__Source material__:

....

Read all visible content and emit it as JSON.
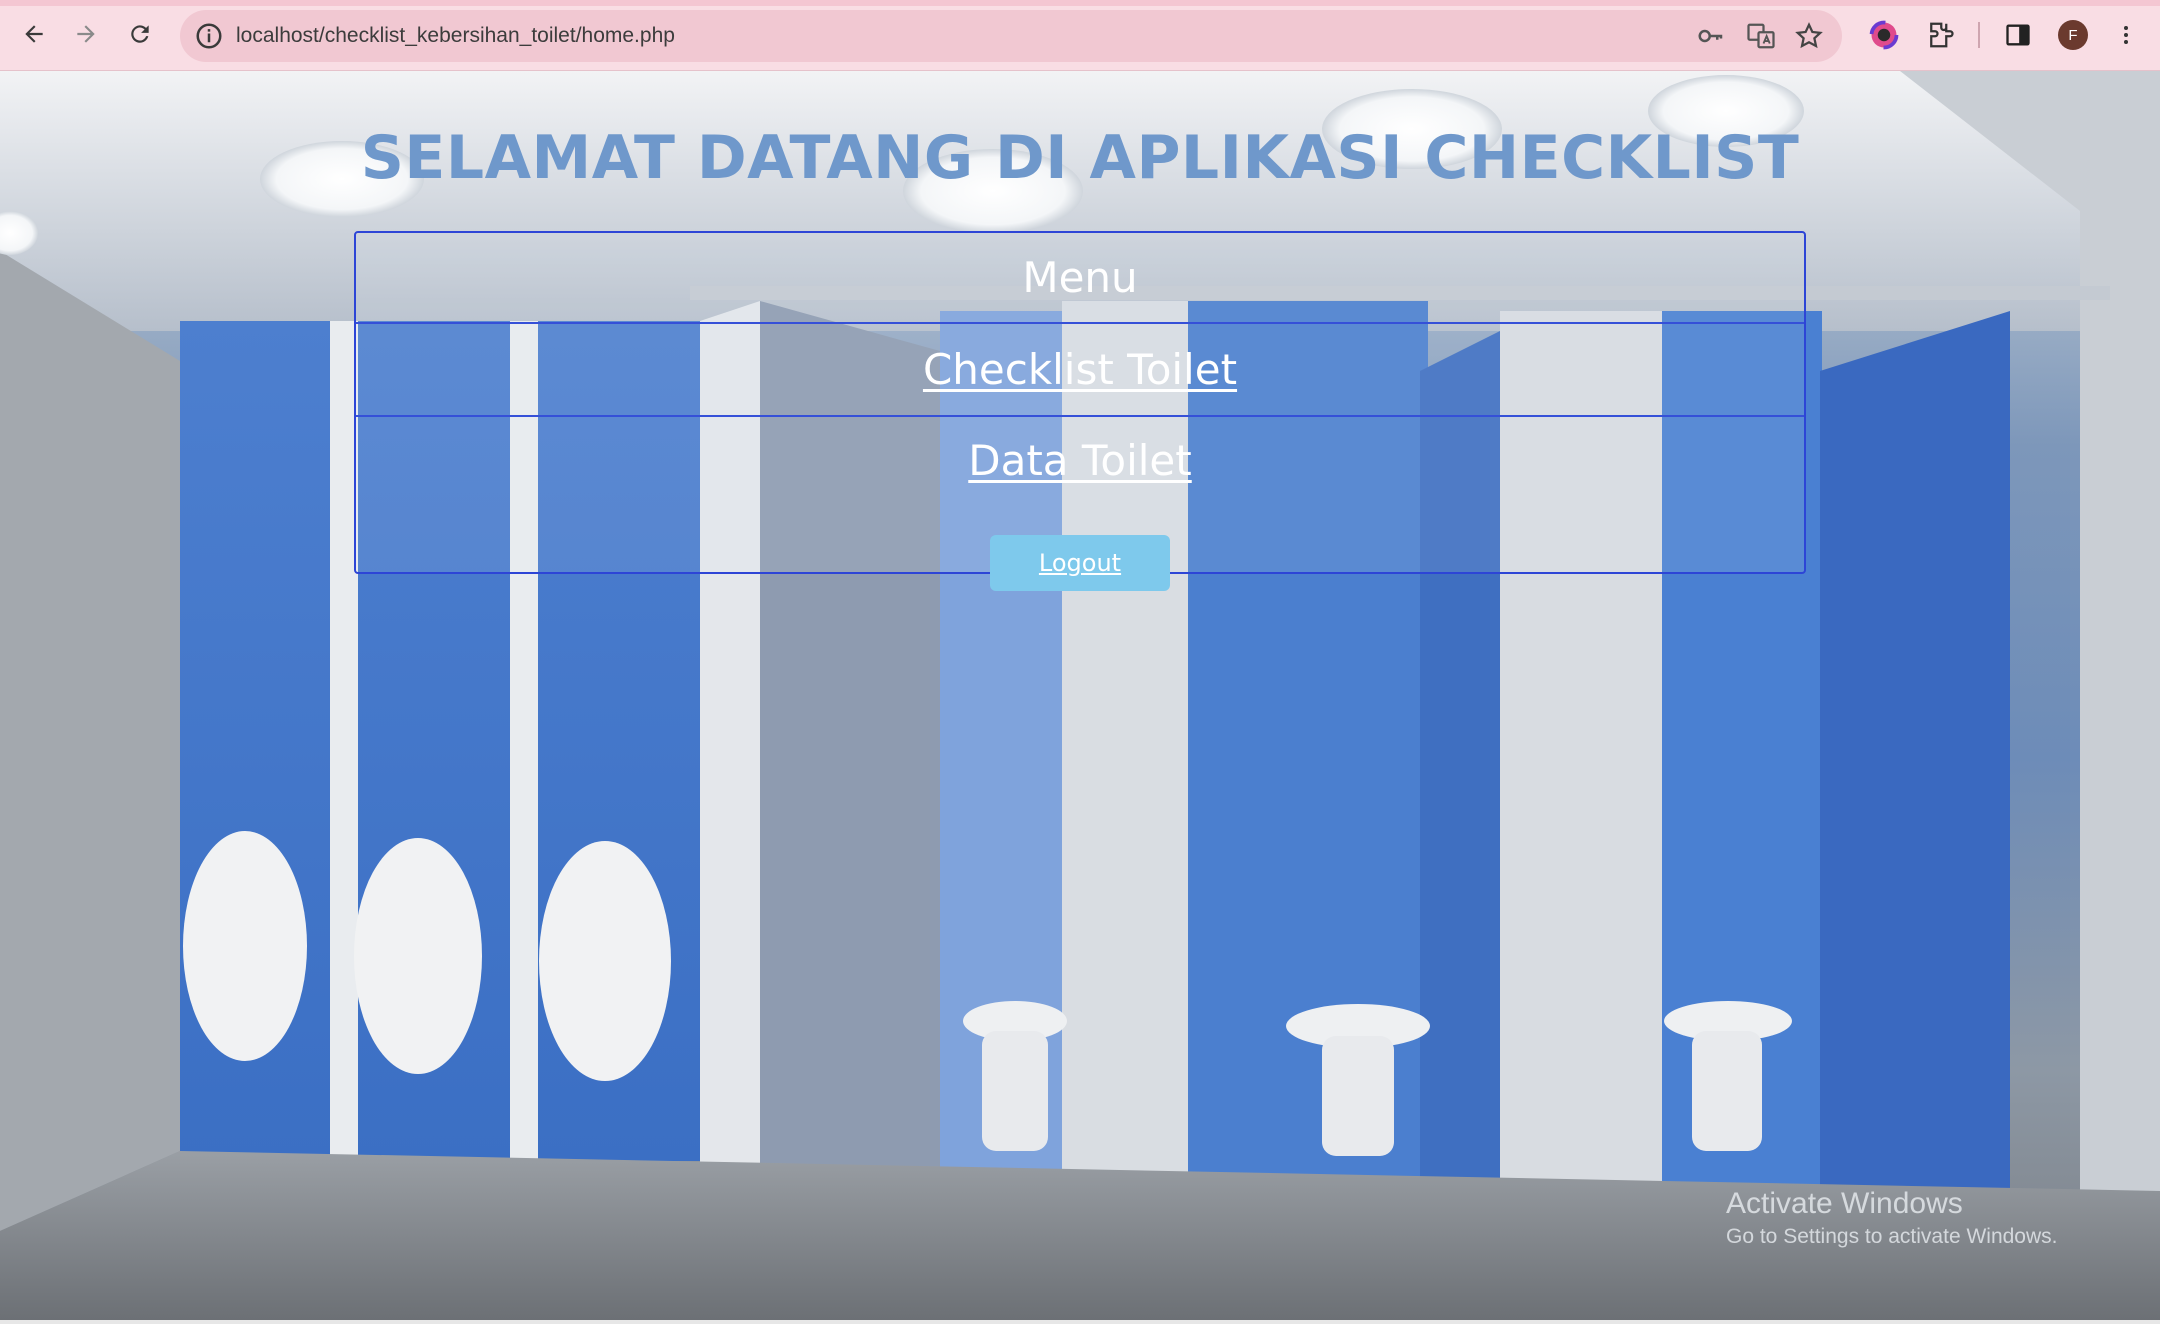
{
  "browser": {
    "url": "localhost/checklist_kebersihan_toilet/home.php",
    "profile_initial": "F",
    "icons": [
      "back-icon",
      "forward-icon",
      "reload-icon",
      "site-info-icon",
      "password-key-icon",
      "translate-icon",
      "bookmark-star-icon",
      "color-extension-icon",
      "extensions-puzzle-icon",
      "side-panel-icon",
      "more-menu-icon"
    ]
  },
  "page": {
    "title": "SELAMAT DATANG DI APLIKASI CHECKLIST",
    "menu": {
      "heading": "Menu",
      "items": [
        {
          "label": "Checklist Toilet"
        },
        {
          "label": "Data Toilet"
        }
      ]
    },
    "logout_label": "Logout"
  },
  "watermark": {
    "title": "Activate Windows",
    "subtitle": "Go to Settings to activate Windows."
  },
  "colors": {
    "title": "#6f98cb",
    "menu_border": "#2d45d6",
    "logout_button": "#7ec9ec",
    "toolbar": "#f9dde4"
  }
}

....

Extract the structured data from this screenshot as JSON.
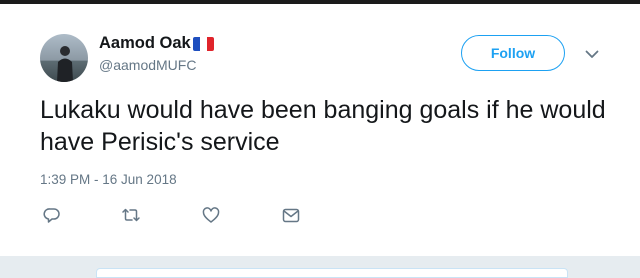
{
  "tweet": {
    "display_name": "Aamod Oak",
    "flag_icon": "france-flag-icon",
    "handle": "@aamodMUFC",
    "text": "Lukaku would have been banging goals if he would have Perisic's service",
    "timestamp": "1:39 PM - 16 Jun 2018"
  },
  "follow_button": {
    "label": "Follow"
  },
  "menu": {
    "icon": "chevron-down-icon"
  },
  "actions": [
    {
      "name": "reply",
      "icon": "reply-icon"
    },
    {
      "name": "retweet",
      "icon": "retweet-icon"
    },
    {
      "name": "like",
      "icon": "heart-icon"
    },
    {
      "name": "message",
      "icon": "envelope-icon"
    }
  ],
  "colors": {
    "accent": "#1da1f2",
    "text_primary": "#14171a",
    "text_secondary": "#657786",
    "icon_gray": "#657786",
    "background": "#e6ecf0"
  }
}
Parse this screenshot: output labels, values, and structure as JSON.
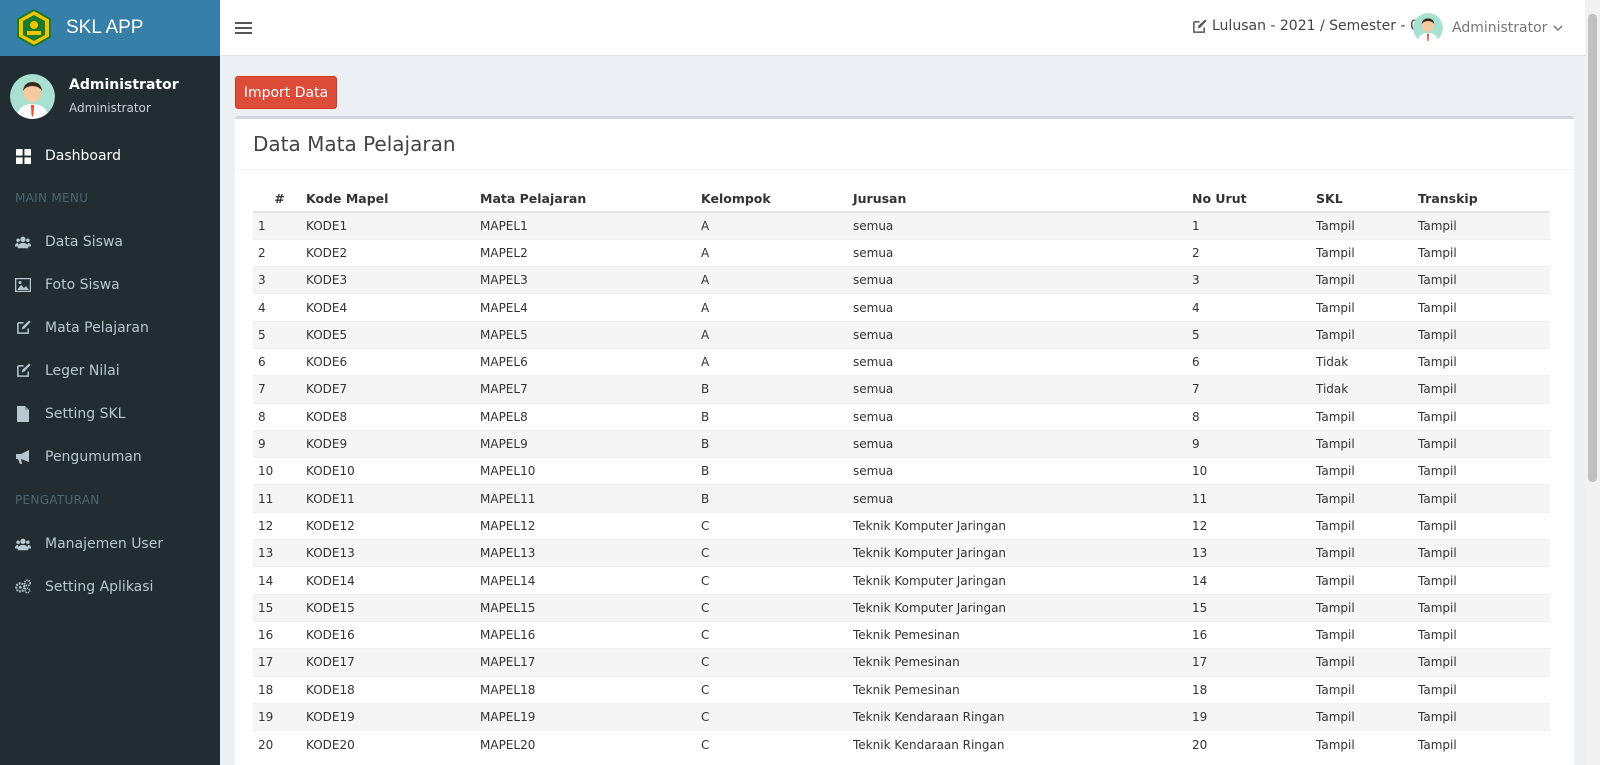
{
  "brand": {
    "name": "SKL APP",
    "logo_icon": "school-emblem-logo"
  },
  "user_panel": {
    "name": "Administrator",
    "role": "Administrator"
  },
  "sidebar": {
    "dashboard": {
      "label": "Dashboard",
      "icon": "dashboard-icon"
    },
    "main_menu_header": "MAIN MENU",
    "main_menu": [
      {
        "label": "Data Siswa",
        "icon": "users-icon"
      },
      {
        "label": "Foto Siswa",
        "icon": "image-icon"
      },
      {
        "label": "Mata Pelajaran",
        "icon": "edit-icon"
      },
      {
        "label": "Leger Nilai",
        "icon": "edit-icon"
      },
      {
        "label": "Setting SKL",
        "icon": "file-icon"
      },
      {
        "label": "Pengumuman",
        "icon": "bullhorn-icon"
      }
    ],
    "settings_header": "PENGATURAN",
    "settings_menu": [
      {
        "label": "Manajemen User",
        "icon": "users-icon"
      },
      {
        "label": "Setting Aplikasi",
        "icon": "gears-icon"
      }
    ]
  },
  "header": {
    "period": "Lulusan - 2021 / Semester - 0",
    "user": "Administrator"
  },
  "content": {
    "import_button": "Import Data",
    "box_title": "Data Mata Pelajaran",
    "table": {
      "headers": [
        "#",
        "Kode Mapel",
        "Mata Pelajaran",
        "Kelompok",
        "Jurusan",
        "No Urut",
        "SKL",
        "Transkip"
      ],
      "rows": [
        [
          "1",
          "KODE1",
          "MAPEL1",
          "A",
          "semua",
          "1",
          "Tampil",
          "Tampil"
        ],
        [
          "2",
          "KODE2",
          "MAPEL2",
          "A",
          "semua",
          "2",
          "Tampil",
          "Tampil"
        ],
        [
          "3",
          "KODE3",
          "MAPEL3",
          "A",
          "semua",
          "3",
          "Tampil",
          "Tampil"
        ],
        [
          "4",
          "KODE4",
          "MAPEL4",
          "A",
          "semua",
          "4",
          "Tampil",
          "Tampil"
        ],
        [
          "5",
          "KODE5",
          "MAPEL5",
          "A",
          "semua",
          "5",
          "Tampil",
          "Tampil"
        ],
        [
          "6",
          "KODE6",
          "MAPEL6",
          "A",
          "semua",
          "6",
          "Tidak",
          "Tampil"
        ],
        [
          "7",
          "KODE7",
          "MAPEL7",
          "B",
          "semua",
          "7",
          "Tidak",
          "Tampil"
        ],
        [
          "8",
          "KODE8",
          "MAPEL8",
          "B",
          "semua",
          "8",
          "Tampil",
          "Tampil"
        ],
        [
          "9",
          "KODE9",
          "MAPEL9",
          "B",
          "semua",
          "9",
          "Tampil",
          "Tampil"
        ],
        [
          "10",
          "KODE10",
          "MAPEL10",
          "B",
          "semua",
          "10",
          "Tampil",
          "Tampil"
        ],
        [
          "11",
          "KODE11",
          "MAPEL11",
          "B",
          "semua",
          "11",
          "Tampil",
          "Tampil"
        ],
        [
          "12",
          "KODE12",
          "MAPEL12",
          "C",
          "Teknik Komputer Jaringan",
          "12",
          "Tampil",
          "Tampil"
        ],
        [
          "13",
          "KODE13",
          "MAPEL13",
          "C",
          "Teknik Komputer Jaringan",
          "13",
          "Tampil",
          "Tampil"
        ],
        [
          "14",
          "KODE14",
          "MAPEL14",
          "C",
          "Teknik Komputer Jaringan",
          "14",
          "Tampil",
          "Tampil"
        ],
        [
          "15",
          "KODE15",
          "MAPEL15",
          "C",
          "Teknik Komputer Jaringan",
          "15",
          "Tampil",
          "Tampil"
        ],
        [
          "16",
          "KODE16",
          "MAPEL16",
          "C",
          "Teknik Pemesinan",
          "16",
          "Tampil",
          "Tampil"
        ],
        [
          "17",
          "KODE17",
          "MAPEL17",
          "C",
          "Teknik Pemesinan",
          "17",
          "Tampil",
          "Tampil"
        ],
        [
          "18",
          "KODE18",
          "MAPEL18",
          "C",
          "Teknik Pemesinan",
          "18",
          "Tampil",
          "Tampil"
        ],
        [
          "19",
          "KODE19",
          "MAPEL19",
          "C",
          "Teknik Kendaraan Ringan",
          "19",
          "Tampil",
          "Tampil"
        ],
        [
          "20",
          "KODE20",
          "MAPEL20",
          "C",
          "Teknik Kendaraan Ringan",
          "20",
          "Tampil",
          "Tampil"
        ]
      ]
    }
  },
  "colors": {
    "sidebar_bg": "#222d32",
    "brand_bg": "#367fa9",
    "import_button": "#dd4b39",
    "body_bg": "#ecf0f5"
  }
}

....

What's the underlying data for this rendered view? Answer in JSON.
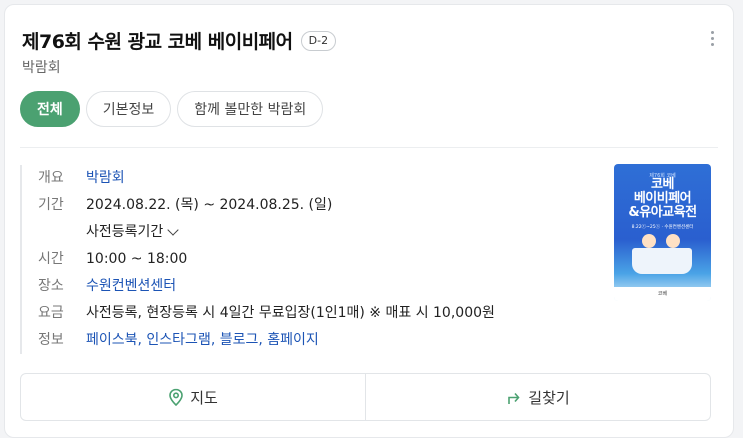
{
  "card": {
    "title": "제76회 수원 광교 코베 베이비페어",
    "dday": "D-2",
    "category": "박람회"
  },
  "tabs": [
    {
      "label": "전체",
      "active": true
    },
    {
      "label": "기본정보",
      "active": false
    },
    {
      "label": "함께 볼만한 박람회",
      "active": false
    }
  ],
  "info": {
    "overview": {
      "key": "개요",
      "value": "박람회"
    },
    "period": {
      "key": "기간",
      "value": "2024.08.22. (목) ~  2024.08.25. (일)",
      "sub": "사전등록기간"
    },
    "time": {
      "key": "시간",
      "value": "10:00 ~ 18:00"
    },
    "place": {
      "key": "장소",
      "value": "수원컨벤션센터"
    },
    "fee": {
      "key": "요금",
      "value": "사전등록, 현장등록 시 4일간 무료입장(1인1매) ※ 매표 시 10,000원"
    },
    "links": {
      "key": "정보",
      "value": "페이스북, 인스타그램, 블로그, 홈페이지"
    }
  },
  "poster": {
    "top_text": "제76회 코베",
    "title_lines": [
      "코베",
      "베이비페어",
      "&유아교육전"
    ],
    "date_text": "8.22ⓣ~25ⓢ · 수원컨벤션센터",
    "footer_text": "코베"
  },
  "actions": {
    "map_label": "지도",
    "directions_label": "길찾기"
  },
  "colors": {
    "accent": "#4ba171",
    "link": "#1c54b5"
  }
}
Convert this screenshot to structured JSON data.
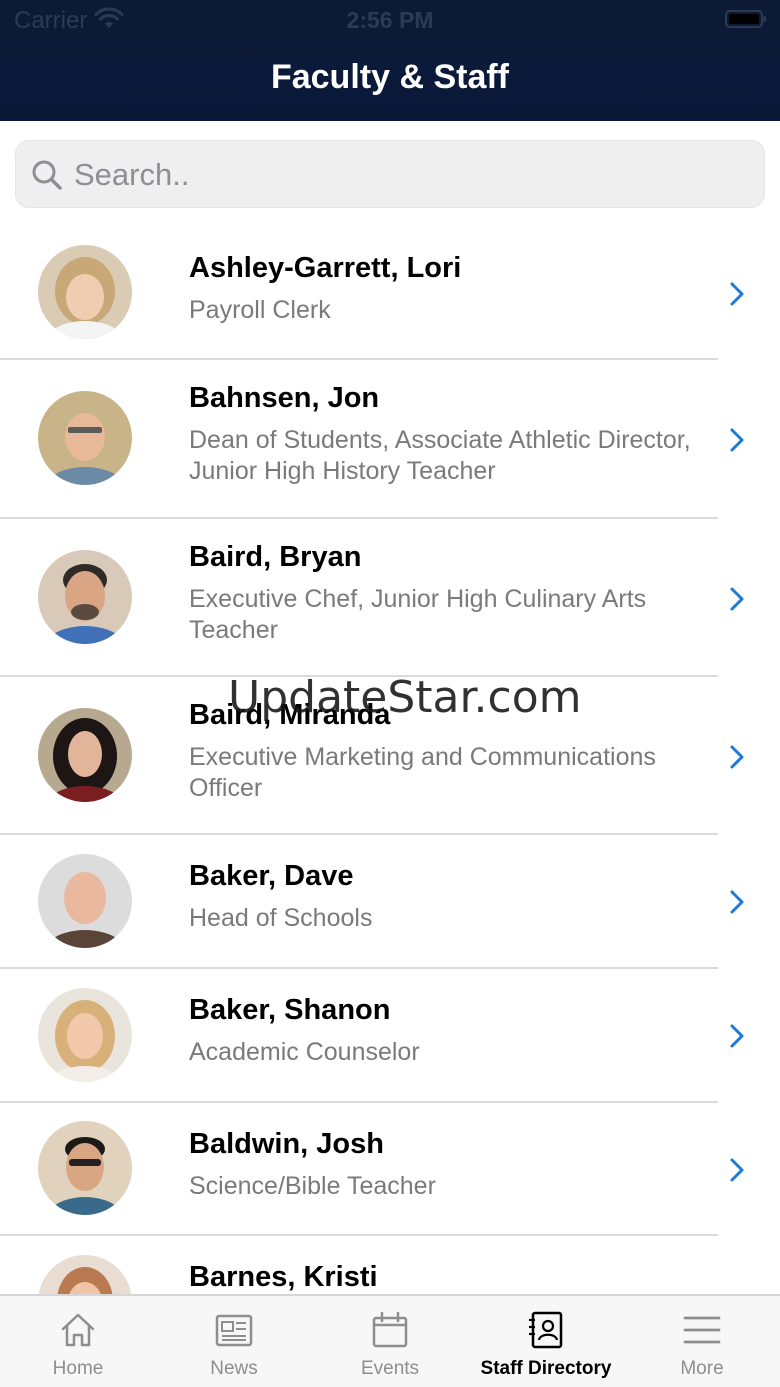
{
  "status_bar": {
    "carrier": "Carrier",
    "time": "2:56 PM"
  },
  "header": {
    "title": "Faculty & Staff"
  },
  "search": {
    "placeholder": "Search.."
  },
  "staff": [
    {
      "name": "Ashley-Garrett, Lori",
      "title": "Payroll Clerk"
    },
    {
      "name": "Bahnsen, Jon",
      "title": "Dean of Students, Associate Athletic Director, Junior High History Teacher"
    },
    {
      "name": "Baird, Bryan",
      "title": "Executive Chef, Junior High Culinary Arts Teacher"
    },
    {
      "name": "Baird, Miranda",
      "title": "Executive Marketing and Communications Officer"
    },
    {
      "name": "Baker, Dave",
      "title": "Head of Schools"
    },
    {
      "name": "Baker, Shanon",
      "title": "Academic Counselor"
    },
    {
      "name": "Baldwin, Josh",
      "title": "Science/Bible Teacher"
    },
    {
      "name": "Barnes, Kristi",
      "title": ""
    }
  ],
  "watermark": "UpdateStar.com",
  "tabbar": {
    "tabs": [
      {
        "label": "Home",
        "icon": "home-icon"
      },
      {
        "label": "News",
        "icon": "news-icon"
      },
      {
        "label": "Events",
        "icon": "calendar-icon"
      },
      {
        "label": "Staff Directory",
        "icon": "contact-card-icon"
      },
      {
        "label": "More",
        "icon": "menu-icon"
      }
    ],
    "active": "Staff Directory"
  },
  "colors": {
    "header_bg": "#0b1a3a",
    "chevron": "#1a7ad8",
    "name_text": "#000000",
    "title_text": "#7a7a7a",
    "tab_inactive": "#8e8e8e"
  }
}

....

__Task details__: Take each line containing the string "Pelajaran" and copy it out.

__Output for this task__:
        "label": "Mata Pelajaran",
    "box_title": "Data Mata Pelajaran",
        "Mata Pelajaran",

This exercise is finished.